Given entries:

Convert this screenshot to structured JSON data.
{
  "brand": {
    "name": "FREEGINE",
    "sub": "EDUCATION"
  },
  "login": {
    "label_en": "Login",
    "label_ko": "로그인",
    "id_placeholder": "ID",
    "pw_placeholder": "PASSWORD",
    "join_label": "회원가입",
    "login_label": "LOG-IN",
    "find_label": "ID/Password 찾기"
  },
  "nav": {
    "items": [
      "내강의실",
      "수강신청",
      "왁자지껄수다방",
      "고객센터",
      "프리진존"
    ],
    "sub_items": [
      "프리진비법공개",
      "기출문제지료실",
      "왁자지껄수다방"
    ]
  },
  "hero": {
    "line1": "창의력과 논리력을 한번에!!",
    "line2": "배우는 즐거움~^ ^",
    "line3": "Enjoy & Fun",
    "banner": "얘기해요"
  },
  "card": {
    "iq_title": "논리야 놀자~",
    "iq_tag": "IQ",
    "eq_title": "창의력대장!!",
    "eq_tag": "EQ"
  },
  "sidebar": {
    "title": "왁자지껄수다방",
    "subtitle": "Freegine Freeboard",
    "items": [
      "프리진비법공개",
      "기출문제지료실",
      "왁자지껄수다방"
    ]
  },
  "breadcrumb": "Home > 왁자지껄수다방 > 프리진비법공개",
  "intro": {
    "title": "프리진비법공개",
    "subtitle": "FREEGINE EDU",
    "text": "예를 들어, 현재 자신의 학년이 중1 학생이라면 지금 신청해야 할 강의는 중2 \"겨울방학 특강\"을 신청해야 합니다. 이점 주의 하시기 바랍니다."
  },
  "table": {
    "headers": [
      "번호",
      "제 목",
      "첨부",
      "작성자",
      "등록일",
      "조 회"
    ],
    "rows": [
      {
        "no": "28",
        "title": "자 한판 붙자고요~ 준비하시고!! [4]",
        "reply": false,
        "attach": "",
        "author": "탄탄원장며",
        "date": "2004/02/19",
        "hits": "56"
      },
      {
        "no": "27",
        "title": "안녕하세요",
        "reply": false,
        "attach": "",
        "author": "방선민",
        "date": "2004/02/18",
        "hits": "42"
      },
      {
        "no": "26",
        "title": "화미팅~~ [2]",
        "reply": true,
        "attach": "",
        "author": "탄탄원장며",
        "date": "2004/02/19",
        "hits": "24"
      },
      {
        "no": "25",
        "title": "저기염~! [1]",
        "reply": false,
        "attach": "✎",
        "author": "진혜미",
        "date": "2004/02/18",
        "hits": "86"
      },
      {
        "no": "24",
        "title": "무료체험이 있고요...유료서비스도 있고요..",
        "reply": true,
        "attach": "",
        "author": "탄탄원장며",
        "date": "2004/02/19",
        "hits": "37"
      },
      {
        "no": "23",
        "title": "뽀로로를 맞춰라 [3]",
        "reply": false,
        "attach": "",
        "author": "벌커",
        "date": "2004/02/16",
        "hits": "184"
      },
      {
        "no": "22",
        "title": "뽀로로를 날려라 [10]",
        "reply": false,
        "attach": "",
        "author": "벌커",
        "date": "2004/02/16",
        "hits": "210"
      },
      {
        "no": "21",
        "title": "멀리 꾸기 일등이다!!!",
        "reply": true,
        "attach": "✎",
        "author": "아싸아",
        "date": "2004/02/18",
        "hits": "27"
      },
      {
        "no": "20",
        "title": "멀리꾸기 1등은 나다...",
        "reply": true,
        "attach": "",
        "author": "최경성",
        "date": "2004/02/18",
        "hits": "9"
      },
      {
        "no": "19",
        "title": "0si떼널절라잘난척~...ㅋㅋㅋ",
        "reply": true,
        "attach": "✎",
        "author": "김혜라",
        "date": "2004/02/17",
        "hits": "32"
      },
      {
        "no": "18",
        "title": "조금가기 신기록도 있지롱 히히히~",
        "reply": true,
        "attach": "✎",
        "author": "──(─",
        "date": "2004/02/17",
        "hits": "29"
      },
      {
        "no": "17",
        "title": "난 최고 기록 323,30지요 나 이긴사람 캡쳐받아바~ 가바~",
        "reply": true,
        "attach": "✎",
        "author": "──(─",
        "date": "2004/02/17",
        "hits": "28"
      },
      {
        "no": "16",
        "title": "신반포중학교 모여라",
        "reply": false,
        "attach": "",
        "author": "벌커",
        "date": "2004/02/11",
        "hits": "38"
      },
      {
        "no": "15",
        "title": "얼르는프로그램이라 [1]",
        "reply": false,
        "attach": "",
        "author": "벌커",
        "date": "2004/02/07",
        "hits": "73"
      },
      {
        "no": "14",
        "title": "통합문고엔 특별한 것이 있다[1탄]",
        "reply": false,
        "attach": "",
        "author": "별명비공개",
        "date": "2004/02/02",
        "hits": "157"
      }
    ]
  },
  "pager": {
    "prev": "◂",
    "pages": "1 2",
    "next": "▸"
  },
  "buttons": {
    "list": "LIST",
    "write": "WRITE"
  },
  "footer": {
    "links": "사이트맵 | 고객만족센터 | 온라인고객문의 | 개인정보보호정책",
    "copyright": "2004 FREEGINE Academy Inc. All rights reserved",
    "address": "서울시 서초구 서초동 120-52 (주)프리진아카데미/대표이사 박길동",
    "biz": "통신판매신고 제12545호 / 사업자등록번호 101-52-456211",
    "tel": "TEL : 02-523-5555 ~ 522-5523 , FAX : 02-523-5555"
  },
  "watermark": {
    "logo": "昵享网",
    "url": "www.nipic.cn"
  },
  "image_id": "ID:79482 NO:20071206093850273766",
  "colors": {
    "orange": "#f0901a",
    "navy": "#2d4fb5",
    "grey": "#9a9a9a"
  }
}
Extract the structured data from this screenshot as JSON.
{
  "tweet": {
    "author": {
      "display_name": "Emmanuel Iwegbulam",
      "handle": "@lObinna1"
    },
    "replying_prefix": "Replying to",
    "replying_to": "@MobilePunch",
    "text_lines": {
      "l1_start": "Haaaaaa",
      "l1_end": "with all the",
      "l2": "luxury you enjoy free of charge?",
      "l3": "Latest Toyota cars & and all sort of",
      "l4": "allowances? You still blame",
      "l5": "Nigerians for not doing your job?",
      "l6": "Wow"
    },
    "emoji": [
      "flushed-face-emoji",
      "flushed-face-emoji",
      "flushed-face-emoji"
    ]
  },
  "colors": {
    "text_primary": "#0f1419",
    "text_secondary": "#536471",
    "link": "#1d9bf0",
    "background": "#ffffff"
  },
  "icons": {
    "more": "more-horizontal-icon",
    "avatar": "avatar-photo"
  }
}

Exercise goal:
Report how many lines in this data include the string "structured", and nothing else.

Exercise answer:
2